**WHAT TO WORK ON**
Below is some material; set it all down exactly, apart from the pictures.
***** RECORDS
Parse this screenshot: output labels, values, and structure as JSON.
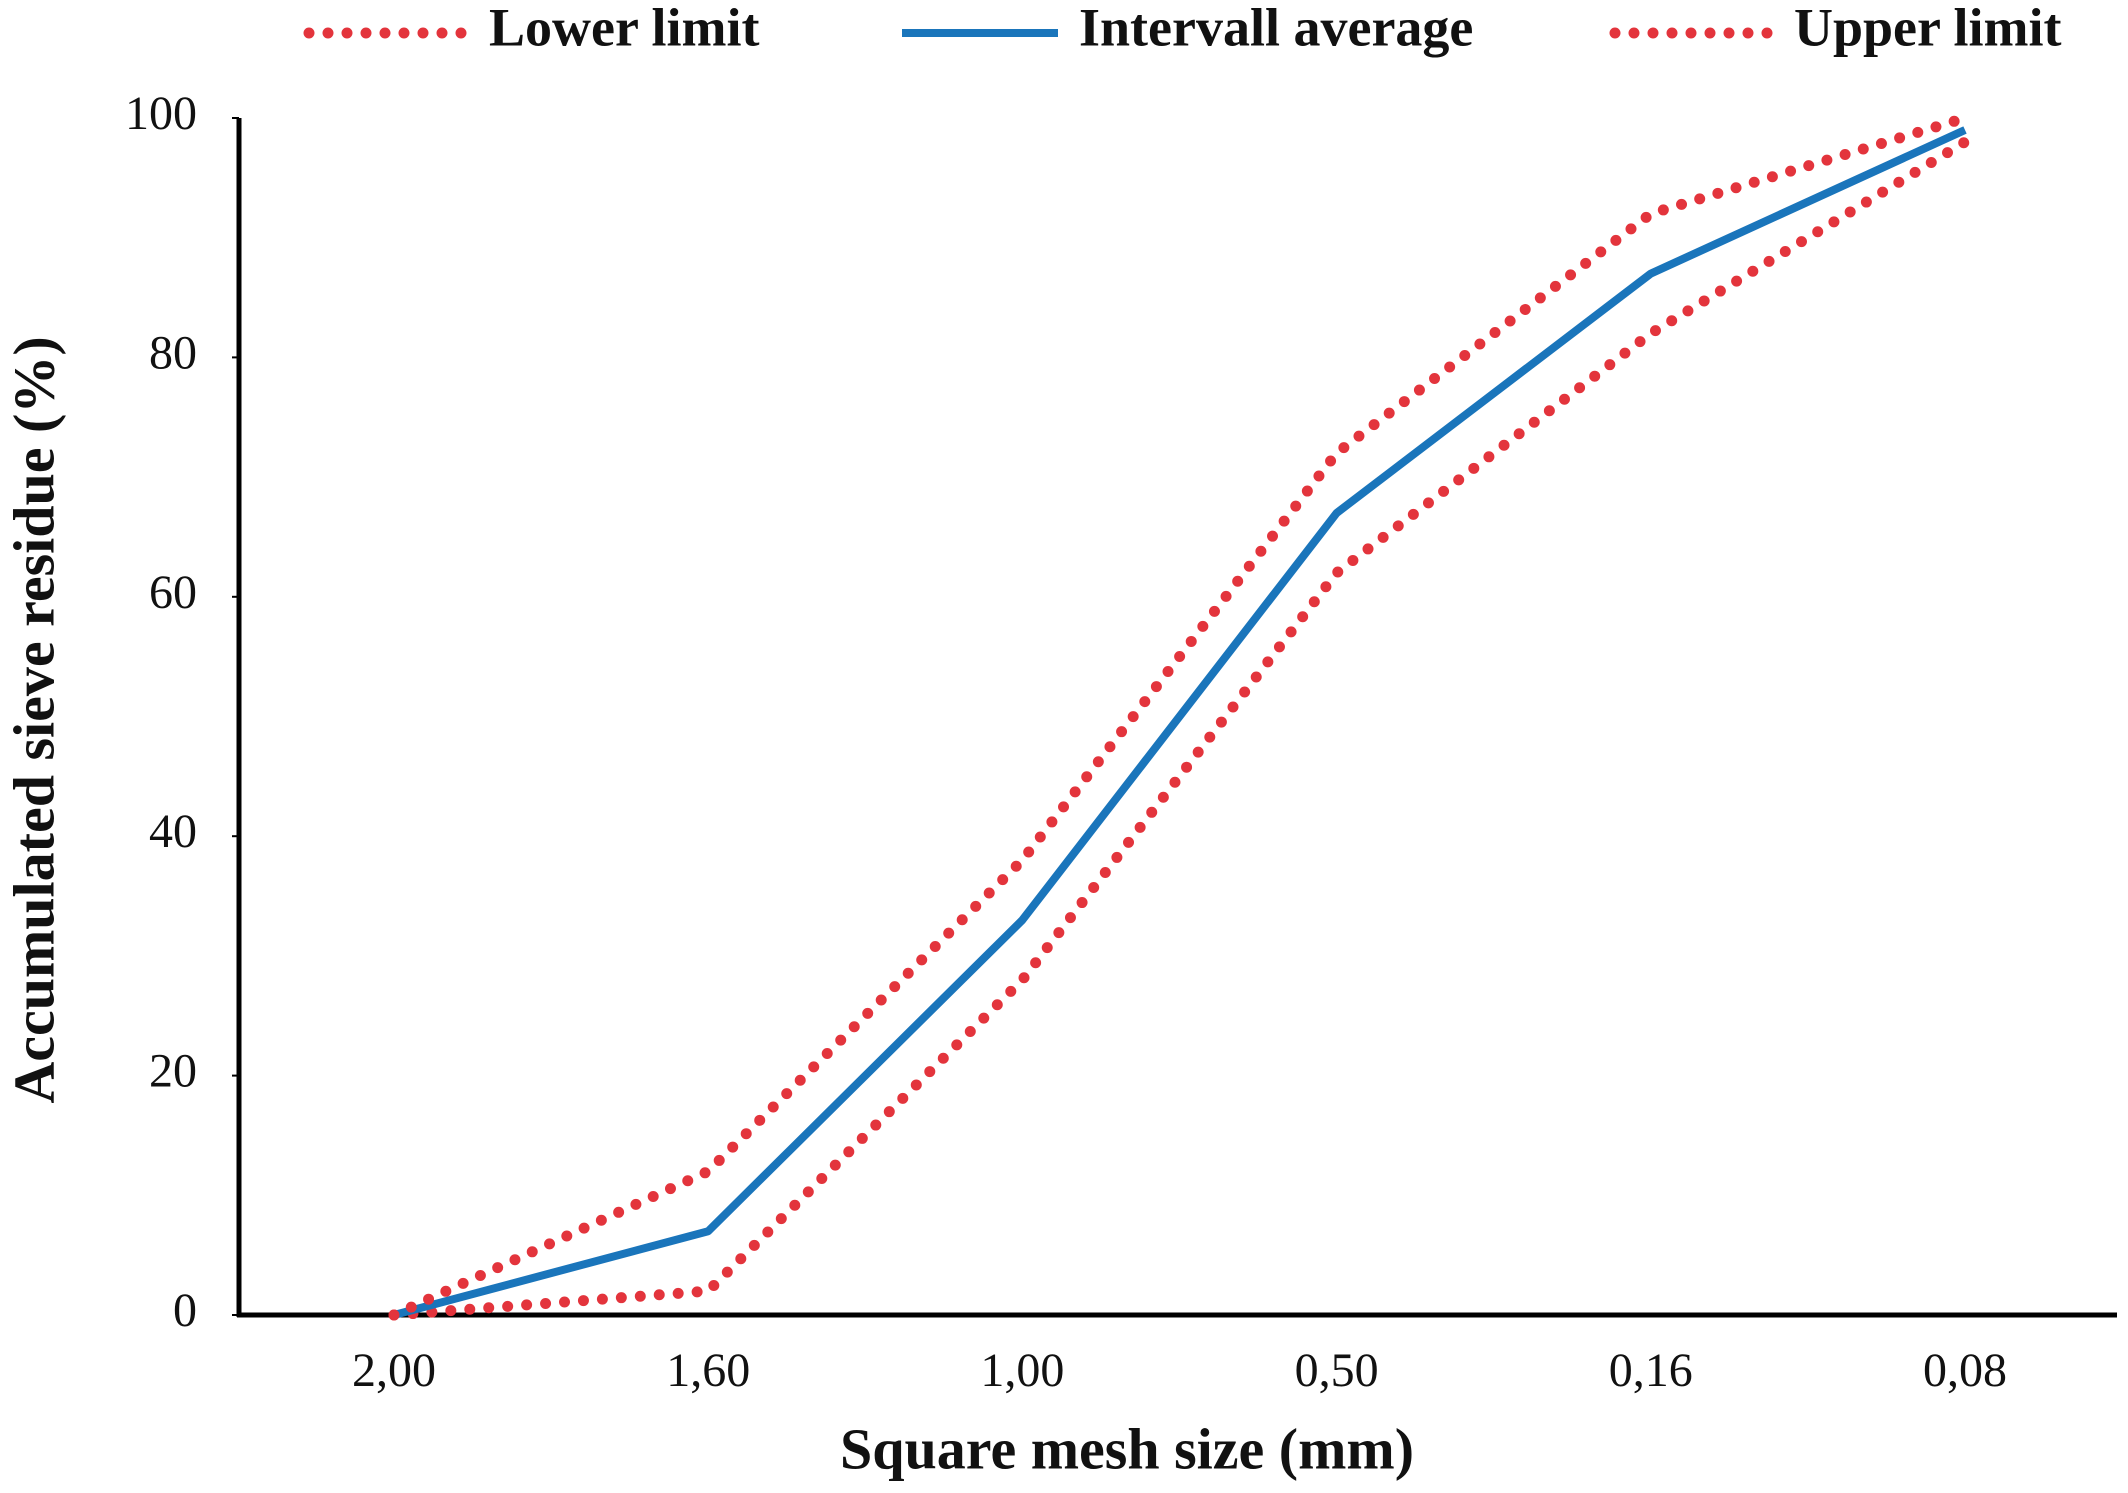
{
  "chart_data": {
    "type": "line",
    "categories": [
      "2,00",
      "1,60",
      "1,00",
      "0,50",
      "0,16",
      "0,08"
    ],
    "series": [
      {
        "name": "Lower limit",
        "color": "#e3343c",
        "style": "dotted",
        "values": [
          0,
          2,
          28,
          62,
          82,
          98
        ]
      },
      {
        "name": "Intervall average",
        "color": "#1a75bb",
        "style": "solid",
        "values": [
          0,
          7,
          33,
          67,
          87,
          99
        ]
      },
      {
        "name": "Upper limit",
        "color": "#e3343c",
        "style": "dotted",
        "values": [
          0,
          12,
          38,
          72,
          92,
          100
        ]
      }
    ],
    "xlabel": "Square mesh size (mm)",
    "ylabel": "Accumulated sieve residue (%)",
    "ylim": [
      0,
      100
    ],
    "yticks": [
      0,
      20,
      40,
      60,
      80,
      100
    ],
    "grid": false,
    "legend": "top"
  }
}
**********
**FULL OUTPUT**
Parse this screenshot: output labels, values, and structure as JSON.
{
  "chart_data": {
    "type": "line",
    "categories": [
      "2,00",
      "1,60",
      "1,00",
      "0,50",
      "0,16",
      "0,08"
    ],
    "series": [
      {
        "name": "Lower limit",
        "color": "#e3343c",
        "style": "dotted",
        "values": [
          0,
          2,
          28,
          62,
          82,
          98
        ]
      },
      {
        "name": "Intervall average",
        "color": "#1a75bb",
        "style": "solid",
        "values": [
          0,
          7,
          33,
          67,
          87,
          99
        ]
      },
      {
        "name": "Upper limit",
        "color": "#e3343c",
        "style": "dotted",
        "values": [
          0,
          12,
          38,
          72,
          92,
          100
        ]
      }
    ],
    "xlabel": "Square mesh size (mm)",
    "ylabel": "Accumulated sieve residue (%)",
    "ylim": [
      0,
      100
    ],
    "yticks": [
      0,
      20,
      40,
      60,
      80,
      100
    ],
    "grid": false,
    "legend": "top"
  }
}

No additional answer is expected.